- _OBJECTIVE_: Extract the data exactly, missing nothing.
────────────────────────────────────────
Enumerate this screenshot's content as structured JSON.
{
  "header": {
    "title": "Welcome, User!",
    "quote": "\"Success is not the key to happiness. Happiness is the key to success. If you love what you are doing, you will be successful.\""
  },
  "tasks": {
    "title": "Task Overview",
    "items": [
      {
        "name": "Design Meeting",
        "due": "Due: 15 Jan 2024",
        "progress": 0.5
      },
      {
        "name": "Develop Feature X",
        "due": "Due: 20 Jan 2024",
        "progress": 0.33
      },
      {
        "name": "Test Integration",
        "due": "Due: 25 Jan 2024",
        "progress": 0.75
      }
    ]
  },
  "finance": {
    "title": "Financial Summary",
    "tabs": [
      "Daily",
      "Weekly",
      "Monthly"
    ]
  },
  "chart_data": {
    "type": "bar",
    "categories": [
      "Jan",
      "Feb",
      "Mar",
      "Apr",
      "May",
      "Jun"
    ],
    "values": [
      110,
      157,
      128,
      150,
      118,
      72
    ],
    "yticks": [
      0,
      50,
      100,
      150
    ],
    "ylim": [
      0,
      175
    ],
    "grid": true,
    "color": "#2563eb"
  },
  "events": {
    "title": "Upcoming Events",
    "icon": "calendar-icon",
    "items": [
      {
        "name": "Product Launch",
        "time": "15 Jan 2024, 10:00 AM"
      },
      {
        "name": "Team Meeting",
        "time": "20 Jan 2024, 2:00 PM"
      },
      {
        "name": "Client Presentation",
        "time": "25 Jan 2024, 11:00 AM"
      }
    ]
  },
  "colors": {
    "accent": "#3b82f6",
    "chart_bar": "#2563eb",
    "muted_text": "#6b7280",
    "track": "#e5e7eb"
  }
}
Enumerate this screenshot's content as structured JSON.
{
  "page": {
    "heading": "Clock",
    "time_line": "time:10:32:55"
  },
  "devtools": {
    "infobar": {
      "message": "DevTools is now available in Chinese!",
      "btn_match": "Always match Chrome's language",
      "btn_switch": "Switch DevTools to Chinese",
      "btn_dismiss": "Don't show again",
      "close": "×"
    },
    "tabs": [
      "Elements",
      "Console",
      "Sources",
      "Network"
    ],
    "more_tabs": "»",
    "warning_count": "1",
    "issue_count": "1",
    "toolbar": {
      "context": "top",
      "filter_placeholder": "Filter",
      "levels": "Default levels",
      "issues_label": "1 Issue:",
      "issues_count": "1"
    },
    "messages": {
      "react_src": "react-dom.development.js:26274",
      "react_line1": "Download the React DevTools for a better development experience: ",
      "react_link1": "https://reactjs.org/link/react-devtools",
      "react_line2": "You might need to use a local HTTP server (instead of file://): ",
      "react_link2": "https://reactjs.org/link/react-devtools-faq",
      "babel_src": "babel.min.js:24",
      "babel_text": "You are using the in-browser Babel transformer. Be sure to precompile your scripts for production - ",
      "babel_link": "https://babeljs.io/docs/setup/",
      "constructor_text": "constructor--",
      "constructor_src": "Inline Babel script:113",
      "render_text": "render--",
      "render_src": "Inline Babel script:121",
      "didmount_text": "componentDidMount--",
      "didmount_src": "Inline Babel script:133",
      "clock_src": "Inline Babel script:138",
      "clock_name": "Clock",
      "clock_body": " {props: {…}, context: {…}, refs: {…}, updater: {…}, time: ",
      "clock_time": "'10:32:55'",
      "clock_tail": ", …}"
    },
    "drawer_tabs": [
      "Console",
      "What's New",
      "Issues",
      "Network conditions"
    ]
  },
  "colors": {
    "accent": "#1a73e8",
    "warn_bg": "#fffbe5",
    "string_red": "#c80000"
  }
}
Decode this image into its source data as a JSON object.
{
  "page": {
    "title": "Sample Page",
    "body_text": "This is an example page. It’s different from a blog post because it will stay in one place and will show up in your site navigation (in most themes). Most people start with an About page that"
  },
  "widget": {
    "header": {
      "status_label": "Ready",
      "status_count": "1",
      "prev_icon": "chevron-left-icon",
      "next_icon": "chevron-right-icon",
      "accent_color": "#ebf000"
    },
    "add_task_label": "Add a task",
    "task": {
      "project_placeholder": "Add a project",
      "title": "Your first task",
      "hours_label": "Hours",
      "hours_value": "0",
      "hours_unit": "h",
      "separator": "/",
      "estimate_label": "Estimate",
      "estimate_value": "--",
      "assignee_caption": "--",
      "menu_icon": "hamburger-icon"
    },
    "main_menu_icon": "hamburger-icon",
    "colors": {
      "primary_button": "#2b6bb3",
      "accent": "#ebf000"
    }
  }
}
────────────────────────────────────────
- _RESPONSE TO THE EXERCISE_:
Enumerate this screenshot's content as structured JSON.
{
  "header": {
    "title": "Welcome, User!",
    "quote": "\"Success is not the key to happiness. Happiness is the key to success. If you love what you are doing, you will be successful.\""
  },
  "tasks": {
    "title": "Task Overview",
    "items": [
      {
        "name": "Design Meeting",
        "due": "Due: 15 Jan 2024",
        "progress": 0.5
      },
      {
        "name": "Develop Feature X",
        "due": "Due: 20 Jan 2024",
        "progress": 0.33
      },
      {
        "name": "Test Integration",
        "due": "Due: 25 Jan 2024",
        "progress": 0.75
      }
    ]
  },
  "finance": {
    "title": "Financial Summary",
    "tabs": [
      "Daily",
      "Weekly",
      "Monthly"
    ]
  },
  "chart_data": {
    "type": "bar",
    "categories": [
      "Jan",
      "Feb",
      "Mar",
      "Apr",
      "May",
      "Jun"
    ],
    "values": [
      110,
      157,
      128,
      150,
      118,
      72
    ],
    "yticks": [
      0,
      50,
      100,
      150
    ],
    "ylim": [
      0,
      175
    ],
    "grid": true,
    "color": "#2563eb"
  },
  "events": {
    "title": "Upcoming Events",
    "icon": "calendar-icon",
    "items": [
      {
        "name": "Product Launch",
        "time": "15 Jan 2024, 10:00 AM"
      },
      {
        "name": "Team Meeting",
        "time": "20 Jan 2024, 2:00 PM"
      },
      {
        "name": "Client Presentation",
        "time": "25 Jan 2024, 11:00 AM"
      }
    ]
  },
  "colors": {
    "accent": "#3b82f6",
    "chart_bar": "#2563eb",
    "muted_text": "#6b7280",
    "track": "#e5e7eb"
  }
}
Enumerate this screenshot's content as structured JSON.
{
  "page": {
    "heading": "Clock",
    "time_line": "time:10:32:55"
  },
  "devtools": {
    "infobar": {
      "message": "DevTools is now available in Chinese!",
      "btn_match": "Always match Chrome's language",
      "btn_switch": "Switch DevTools to Chinese",
      "btn_dismiss": "Don't show again",
      "close": "×"
    },
    "tabs": [
      "Elements",
      "Console",
      "Sources",
      "Network"
    ],
    "more_tabs": "»",
    "warning_count": "1",
    "issue_count": "1",
    "toolbar": {
      "context": "top",
      "filter_placeholder": "Filter",
      "levels": "Default levels",
      "issues_label": "1 Issue:",
      "issues_count": "1"
    },
    "messages": {
      "react_src": "react-dom.development.js:26274",
      "react_line1": "Download the React DevTools for a better development experience: ",
      "react_link1": "https://reactjs.org/link/react-devtools",
      "react_line2": "You might need to use a local HTTP server (instead of file://): ",
      "react_link2": "https://reactjs.org/link/react-devtools-faq",
      "babel_src": "babel.min.js:24",
      "babel_text": "You are using the in-browser Babel transformer. Be sure to precompile your scripts for production - ",
      "babel_link": "https://babeljs.io/docs/setup/",
      "constructor_text": "constructor--",
      "constructor_src": "Inline Babel script:113",
      "render_text": "render--",
      "render_src": "Inline Babel script:121",
      "didmount_text": "componentDidMount--",
      "didmount_src": "Inline Babel script:133",
      "clock_src": "Inline Babel script:138",
      "clock_name": "Clock",
      "clock_body": " {props: {…}, context: {…}, refs: {…}, updater: {…}, time: ",
      "clock_time": "'10:32:55'",
      "clock_tail": ", …}"
    },
    "drawer_tabs": [
      "Console",
      "What's New",
      "Issues",
      "Network conditions"
    ]
  },
  "colors": {
    "accent": "#1a73e8",
    "warn_bg": "#fffbe5",
    "string_red": "#c80000"
  }
}
Decode this image into its source data as a JSON object.
{
  "page": {
    "title": "Sample Page",
    "body_text": "This is an example page. It’s different from a blog post because it will stay in one place and will show up in your site navigation (in most themes). Most people start with an About page that"
  },
  "widget": {
    "header": {
      "status_label": "Ready",
      "status_count": "1",
      "prev_icon": "chevron-left-icon",
      "next_icon": "chevron-right-icon",
      "accent_color": "#ebf000"
    },
    "add_task_label": "Add a task",
    "task": {
      "project_placeholder": "Add a project",
      "title": "Your first task",
      "hours_label": "Hours",
      "hours_value": "0",
      "hours_unit": "h",
      "separator": "/",
      "estimate_label": "Estimate",
      "estimate_value": "--",
      "assignee_caption": "--",
      "menu_icon": "hamburger-icon"
    },
    "main_menu_icon": "hamburger-icon",
    "colors": {
      "primary_button": "#2b6bb3",
      "accent": "#ebf000"
    }
  }
}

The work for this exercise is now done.